_Work required_
From the forum thread on click-through rates and ad pay, return word for word the passage starting at "Does Higher CTR" and ending at "many other variables.".

*** Text for analysis ***

11:50 pm on Feb 17, 2005 (gmt 0)



Hi everyone.. I'm a LONG time lurker and first time poster.

I have two sites where I changed the large widthwise banner into a more centralized large rectangle.

I did this for Site A on Monday and CTR's went through the roof. On Wednsday, my CPC also went through the roof (higher costs per click).

On Tuesday, I did the same for Site B. Wednesday CTR's went through roof as with site A. And today CPC tripled just as it did on Site A.

My question, does google reward higher CTR's with the higher paying advertisers? Has anyone here had this experience?

Perhaps it just one of those random fluxuations that coincidently happened to both sites after making these changes.

Thanks..

rjhere

5:24 pm on Feb 24, 2005 (gmt 0)



I asked this questions a week or so ago and have come to the conclusion that CTR does affect CPC. I posted a site for sale on another forum so I got a lot of visits that were geared toward evaluating the value of my site. My CTR plummented and with that my CPC. A few days later after this traffic has stopped my CTR's once again went through the roof as did CPC. My other site which I noticed this phenominom on had same CTR and CPC.

Again this could be another coincidence but do think Google serves up the more lucritive ads for a higher CTR. Does anyone else have inputs? I am just curious to see if this is a valid theory or just a coincidence.

europeforvisitors

5:43 pm on Feb 24, 2005 (gmt 0)



Does Higher CTR get you higher paying ads?

Google isn't saying, and attempts to find out through experimentation are doomed by the presence of so many other variables.

Common sense would suggest that higher conversion rates will get you higher-paying ads. For that reason, attempts to jack up CTR artificially may be counterproductive.

MikeNoLastName

6:00 pm on Feb 24, 2005 (gmt 0)

WebmasterWorld Senior Member 10+ Year Member



I've pondered this for months and have been closely tracking it for us as we started below 2% CTR and climbed, but like EFV says there COULD be a lot of other variables affecting my results.
My theory:
PPC increases from 0% CTR up to around 5.5%-6.0% CTR (total account daily - not per page).
Above 5.5%-6.0% it starts to decrease quickly again as CTR goes higher!
This almost makes sense if you look at it from the point of view that G is probably looking at some sort of system-wide average or ideal stats and then penalizing those who are outside of the average figuring they must be doing something wrong or doing something to try to scam the system so their clicks are not as valuable.
A lot depends on HOW you are optimizing. A similar effect could also be seen if you 'optimize' by adding larger ad blocks resulting in more ads, which may get clicked more (higher CTR), but the PPC is lower for the added 'less optimal' ones.

europeforvisitors

6:04 pm on Feb 24, 2005 (gmt 0)



This almost makes sense if you look at it from the point of view that G is probably looking at some sort of system-wide average or ideal stats and then penalizing those who are outside of the average figuring they must be doing something wrong or doing something to try to scam the system so their clicks are not as valuable.

Yes, that does make a lot of sense. They probably use the "way outside the norm" approach for other things, too, such as fraud detection and flagging accounts for manual review.

*** Recorded data ***

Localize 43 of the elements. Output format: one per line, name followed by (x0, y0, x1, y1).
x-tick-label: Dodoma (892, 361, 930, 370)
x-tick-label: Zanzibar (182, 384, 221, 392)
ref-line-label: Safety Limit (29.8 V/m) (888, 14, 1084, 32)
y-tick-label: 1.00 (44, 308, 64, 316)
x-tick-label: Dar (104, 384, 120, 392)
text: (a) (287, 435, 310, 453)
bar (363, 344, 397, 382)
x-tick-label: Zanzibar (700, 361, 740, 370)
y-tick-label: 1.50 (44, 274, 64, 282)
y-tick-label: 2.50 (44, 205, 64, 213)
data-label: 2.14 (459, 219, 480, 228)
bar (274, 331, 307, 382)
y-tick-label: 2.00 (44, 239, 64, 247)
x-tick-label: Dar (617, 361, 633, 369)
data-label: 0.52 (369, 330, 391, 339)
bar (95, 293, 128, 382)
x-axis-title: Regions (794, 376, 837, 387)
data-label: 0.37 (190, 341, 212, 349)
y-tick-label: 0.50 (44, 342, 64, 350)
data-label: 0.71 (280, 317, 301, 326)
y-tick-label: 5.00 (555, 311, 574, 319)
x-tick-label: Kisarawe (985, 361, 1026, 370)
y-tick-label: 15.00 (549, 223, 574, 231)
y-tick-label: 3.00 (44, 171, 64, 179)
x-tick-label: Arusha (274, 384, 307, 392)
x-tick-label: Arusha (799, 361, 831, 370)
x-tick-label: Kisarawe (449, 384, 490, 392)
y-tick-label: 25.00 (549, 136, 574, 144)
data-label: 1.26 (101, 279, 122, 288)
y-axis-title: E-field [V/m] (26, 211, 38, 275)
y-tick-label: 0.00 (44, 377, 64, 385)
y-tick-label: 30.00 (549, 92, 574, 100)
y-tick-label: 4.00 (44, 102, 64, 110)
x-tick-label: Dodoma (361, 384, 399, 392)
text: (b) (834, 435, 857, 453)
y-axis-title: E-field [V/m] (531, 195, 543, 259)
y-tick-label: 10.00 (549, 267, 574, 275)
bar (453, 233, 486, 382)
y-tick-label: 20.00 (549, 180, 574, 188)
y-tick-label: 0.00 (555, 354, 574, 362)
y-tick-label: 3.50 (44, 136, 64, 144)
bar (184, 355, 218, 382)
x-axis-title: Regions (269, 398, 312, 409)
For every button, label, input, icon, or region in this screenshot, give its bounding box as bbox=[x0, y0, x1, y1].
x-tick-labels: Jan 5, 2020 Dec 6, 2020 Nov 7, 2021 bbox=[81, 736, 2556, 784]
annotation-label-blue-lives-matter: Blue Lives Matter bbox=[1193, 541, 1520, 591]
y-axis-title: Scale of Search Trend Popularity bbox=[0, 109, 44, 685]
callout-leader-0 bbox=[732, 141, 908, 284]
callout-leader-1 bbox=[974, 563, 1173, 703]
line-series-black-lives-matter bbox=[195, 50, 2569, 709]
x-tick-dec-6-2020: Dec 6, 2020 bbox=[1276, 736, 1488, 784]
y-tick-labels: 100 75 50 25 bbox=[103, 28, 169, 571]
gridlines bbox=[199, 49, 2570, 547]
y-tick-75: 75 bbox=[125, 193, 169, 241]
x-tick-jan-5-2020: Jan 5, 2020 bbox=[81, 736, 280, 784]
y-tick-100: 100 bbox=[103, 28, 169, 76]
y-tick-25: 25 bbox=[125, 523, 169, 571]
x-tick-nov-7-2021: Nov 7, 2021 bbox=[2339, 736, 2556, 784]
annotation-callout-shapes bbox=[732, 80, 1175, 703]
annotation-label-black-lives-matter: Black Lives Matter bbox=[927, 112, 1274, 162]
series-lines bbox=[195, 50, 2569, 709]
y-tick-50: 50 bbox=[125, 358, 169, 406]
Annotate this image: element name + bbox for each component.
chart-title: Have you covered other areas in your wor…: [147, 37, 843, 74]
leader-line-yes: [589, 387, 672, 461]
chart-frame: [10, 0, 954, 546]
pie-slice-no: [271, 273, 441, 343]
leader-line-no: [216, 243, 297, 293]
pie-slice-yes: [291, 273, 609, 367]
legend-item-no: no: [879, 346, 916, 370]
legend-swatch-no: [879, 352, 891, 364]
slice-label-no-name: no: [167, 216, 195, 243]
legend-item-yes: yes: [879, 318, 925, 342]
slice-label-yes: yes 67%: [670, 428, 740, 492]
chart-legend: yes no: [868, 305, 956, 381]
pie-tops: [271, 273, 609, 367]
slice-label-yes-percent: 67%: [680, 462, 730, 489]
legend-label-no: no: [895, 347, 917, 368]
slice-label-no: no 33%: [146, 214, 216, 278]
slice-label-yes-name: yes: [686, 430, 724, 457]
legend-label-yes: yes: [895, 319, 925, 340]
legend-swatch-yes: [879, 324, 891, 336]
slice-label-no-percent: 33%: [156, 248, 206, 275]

***

_Problem solution_
Does Higher CTR get you higher paying ads?

Google isn't saying, and attempts to find out through experimentation are doomed by the presence of so many other variables.